Stated problem >> Pull each line containing "普段のサイズ" out of the data and copy it.

(Extracted records)
::::::
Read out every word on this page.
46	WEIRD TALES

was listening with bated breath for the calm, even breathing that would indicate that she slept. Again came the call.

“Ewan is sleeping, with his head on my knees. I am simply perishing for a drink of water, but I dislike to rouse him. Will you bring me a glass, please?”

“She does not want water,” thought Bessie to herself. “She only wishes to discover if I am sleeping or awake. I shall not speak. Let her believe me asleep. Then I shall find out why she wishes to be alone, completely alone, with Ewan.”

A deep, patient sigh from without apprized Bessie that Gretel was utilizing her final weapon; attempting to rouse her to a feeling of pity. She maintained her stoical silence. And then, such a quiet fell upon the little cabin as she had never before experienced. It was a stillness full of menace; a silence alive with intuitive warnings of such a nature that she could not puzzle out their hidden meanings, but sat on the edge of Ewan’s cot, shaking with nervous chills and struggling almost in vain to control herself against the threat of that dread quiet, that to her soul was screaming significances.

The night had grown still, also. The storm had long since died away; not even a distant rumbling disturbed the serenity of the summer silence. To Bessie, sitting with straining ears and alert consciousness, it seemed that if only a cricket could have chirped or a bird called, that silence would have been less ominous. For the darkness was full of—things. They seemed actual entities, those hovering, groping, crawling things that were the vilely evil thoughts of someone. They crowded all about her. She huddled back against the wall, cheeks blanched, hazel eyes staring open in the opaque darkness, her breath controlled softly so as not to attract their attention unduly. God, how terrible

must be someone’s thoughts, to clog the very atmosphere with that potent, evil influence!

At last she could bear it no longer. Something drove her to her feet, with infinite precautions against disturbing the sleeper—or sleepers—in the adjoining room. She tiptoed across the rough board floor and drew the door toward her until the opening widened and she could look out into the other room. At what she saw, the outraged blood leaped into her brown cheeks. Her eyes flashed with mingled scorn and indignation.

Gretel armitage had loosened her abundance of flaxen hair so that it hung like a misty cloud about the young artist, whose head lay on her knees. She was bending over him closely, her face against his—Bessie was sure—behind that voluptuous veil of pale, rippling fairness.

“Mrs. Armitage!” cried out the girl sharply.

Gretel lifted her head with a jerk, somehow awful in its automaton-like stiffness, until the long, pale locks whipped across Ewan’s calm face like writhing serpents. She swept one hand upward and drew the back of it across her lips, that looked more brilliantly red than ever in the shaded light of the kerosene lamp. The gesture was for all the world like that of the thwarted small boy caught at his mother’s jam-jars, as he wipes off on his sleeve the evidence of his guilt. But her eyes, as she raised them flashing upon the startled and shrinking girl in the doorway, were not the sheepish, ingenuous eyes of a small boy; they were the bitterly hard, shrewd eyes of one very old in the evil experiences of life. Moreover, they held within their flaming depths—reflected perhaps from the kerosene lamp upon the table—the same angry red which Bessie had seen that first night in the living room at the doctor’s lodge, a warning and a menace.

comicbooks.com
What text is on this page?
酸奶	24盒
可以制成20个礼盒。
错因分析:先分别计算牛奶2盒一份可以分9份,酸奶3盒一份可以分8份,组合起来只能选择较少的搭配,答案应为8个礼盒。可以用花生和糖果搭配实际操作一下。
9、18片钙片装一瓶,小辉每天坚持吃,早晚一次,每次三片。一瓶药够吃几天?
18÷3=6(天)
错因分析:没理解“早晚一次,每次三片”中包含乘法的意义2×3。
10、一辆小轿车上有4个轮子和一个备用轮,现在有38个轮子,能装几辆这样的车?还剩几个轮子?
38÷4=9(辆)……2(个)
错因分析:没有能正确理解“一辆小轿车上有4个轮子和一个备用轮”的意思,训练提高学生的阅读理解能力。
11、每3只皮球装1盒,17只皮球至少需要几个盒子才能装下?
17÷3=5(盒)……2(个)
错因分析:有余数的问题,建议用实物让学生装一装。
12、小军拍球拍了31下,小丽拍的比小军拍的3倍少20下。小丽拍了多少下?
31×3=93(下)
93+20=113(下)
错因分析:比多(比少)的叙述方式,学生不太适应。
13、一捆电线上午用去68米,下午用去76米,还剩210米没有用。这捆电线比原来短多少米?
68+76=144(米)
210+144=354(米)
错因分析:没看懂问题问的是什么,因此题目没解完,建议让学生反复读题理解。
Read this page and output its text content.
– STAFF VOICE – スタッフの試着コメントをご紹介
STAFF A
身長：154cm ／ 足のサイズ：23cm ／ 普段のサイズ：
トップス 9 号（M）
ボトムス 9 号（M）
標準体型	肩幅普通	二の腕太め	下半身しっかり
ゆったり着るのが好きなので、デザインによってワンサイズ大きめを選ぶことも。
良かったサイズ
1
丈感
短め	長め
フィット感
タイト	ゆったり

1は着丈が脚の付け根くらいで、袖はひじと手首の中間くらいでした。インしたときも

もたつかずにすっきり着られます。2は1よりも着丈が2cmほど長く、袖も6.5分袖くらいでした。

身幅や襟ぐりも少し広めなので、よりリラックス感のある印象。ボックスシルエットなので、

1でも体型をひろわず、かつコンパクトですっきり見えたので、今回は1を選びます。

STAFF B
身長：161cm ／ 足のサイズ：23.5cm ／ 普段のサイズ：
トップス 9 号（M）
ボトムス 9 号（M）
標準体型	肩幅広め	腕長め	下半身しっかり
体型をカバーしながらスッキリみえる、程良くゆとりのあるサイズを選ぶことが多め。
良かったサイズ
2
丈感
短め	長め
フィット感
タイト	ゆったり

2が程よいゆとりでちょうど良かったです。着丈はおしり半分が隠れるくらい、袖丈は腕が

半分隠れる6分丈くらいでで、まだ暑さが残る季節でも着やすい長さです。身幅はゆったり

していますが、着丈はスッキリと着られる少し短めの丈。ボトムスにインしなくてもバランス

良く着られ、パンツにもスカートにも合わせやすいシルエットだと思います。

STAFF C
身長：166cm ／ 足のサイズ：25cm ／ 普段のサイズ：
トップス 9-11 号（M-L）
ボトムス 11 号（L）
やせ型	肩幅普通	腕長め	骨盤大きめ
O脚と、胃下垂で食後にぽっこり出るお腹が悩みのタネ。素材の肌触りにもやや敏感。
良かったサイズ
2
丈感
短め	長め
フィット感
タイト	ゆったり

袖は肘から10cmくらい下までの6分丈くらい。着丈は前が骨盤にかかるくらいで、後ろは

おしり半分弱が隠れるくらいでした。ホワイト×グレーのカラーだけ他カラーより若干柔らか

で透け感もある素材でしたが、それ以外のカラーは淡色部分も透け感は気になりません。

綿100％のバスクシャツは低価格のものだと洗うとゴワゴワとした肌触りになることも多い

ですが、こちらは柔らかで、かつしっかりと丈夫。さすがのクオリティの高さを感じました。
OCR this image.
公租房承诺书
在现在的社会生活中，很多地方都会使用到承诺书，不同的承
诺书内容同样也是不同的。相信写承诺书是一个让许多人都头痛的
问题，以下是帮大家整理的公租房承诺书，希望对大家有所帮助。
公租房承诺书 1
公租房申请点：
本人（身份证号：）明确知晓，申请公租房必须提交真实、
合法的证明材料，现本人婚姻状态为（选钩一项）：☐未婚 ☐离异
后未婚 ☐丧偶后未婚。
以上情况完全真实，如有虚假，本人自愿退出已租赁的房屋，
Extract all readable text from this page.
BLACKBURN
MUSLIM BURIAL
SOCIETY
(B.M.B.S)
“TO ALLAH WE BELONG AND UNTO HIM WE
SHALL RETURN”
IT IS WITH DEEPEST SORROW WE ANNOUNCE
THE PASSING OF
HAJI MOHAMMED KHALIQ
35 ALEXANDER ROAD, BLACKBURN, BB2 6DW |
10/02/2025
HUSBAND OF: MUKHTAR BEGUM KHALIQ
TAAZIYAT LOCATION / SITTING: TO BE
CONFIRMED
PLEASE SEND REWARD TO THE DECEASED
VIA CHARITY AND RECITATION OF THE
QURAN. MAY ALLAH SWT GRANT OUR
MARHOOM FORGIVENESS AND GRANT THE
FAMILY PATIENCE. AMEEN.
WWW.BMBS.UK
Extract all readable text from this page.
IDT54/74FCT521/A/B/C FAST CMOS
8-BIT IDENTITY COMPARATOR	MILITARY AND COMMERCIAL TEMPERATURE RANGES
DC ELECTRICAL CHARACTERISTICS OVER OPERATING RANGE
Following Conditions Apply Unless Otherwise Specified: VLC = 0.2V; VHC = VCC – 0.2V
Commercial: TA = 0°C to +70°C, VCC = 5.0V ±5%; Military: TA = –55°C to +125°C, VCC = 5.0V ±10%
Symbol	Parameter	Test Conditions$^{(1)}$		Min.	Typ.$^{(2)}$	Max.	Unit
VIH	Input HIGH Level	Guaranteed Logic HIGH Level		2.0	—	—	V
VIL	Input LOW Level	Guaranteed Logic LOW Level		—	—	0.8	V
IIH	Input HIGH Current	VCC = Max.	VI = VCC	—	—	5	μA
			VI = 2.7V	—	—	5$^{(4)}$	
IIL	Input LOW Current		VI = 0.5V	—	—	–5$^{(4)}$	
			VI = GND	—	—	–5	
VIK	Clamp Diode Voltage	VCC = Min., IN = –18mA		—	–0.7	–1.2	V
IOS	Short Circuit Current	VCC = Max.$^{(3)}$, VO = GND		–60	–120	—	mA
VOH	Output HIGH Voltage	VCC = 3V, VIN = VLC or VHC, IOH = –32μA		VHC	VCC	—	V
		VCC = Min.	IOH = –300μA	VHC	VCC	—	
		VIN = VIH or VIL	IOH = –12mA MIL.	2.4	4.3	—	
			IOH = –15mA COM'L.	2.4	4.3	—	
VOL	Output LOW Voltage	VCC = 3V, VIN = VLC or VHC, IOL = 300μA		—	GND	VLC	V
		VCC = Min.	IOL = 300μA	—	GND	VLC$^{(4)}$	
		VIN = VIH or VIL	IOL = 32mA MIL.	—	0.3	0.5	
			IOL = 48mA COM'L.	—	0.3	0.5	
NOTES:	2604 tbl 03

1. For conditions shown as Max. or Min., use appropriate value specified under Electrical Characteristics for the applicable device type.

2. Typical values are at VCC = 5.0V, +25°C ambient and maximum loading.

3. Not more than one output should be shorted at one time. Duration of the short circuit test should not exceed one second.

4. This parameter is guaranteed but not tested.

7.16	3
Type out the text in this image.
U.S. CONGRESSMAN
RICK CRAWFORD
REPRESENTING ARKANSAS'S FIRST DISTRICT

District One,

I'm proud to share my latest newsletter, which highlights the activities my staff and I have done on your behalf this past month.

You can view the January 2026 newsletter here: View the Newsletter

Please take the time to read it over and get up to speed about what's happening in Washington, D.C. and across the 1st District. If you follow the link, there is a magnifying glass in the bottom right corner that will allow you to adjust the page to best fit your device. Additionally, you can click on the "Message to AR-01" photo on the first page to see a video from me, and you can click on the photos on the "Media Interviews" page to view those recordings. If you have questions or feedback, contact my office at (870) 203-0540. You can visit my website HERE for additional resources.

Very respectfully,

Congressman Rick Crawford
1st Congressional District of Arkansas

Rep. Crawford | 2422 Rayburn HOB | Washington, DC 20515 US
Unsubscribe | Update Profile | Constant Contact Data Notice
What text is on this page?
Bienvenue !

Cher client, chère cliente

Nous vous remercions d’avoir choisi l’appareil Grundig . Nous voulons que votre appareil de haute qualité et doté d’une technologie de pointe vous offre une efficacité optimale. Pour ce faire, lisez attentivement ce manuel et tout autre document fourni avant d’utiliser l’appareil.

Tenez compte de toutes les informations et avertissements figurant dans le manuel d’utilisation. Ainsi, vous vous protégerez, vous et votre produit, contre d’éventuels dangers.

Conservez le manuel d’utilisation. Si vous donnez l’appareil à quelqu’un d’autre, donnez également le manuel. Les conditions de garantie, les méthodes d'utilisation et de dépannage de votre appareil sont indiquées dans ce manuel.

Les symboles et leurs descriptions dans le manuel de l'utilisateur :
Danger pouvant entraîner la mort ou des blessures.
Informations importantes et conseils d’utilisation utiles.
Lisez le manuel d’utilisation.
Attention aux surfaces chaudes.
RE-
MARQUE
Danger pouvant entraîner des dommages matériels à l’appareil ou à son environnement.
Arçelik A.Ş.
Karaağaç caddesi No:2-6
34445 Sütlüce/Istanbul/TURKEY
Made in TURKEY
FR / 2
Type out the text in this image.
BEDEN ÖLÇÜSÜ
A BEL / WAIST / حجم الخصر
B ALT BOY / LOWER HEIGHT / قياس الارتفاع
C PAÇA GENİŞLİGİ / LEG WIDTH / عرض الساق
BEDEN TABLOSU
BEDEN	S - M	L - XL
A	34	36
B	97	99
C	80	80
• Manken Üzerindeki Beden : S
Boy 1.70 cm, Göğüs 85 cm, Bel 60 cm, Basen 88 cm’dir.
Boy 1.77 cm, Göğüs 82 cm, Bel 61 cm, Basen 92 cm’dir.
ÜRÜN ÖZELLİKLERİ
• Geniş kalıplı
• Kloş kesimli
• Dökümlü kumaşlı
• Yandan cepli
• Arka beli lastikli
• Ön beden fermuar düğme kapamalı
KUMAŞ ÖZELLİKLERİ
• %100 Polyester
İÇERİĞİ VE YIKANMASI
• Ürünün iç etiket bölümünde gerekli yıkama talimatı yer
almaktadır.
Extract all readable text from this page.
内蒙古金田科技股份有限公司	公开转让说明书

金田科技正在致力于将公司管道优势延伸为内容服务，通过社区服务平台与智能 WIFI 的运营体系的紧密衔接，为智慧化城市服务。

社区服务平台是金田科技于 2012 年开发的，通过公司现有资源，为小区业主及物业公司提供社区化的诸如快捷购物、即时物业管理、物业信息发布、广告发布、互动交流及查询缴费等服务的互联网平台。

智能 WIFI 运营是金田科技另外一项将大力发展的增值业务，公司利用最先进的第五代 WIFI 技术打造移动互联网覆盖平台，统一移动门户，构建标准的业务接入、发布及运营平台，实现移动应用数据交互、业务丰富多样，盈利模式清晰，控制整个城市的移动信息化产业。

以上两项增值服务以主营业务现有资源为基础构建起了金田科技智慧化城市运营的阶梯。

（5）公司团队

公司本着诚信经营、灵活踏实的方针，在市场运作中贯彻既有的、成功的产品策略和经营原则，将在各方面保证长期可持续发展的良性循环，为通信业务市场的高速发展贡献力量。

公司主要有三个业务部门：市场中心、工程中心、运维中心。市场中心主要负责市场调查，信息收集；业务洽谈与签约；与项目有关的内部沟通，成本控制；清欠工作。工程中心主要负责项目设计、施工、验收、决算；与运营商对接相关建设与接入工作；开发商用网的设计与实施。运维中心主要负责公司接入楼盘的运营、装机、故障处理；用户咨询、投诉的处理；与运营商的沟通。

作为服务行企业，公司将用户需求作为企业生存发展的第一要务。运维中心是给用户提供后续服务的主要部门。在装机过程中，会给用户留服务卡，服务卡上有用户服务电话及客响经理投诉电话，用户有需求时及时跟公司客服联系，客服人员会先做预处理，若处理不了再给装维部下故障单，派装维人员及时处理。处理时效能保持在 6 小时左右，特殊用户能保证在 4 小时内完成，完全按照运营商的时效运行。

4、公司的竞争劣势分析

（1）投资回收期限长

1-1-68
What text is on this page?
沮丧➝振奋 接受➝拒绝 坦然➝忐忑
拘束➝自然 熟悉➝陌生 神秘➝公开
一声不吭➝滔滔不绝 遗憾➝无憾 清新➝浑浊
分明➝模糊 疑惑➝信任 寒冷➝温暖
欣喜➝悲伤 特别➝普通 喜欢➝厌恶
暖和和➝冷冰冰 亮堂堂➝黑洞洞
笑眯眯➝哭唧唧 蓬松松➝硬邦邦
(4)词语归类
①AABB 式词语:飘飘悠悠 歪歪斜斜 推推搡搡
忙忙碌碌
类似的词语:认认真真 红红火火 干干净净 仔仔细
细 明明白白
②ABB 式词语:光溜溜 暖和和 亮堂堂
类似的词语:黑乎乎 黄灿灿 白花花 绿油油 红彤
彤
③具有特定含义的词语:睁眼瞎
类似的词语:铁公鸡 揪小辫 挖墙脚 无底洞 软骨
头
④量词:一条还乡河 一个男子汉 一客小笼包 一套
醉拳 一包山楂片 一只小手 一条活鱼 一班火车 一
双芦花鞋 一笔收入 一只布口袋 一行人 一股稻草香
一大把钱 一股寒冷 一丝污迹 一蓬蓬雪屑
::::::
Answer to the problem >>
身長：154cm ／ 足のサイズ：23cm ／ 普段のサイズ：
身長：161cm ／ 足のサイズ：23.5cm ／ 普段のサイズ：
身長：166cm ／ 足のサイズ：25cm ／ 普段のサイズ：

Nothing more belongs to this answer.